# [What this task involves]
Gather every line below where "bipolar" appears.

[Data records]
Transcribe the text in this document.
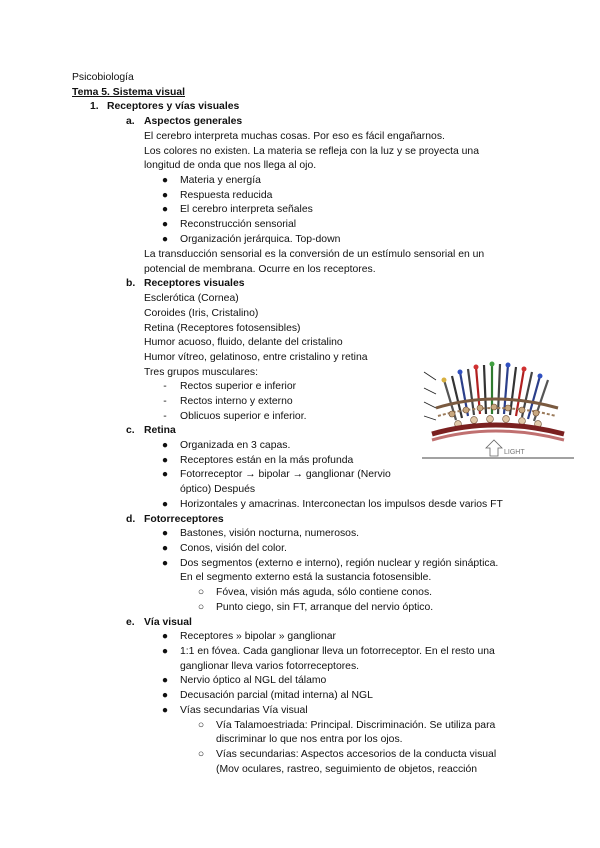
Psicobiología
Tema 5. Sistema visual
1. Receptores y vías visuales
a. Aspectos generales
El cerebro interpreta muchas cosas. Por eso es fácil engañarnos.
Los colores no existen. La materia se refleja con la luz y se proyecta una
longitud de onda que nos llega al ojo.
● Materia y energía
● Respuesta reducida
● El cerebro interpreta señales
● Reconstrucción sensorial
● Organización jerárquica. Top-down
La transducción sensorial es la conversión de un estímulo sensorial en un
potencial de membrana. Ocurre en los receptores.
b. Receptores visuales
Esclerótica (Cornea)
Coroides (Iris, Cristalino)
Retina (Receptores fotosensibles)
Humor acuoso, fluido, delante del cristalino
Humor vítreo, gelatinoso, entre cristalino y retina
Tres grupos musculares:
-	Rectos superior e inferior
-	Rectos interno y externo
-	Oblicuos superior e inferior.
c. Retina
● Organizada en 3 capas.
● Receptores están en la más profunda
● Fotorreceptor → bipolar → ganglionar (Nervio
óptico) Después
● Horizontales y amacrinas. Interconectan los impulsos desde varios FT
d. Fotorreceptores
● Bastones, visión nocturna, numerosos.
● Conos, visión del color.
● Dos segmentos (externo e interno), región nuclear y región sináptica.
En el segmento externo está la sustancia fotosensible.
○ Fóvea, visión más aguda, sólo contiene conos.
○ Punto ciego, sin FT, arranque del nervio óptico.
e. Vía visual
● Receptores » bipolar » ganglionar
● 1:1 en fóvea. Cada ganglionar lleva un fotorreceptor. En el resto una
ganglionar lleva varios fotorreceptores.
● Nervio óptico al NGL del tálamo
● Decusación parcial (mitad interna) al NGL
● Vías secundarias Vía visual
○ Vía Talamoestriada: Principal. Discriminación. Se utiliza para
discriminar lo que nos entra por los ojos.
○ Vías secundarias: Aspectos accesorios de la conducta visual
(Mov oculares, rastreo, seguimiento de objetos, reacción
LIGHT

# [Correct answer]
● Fotorreceptor → bipolar → ganglionar (Nervio
● Receptores » bipolar » ganglionar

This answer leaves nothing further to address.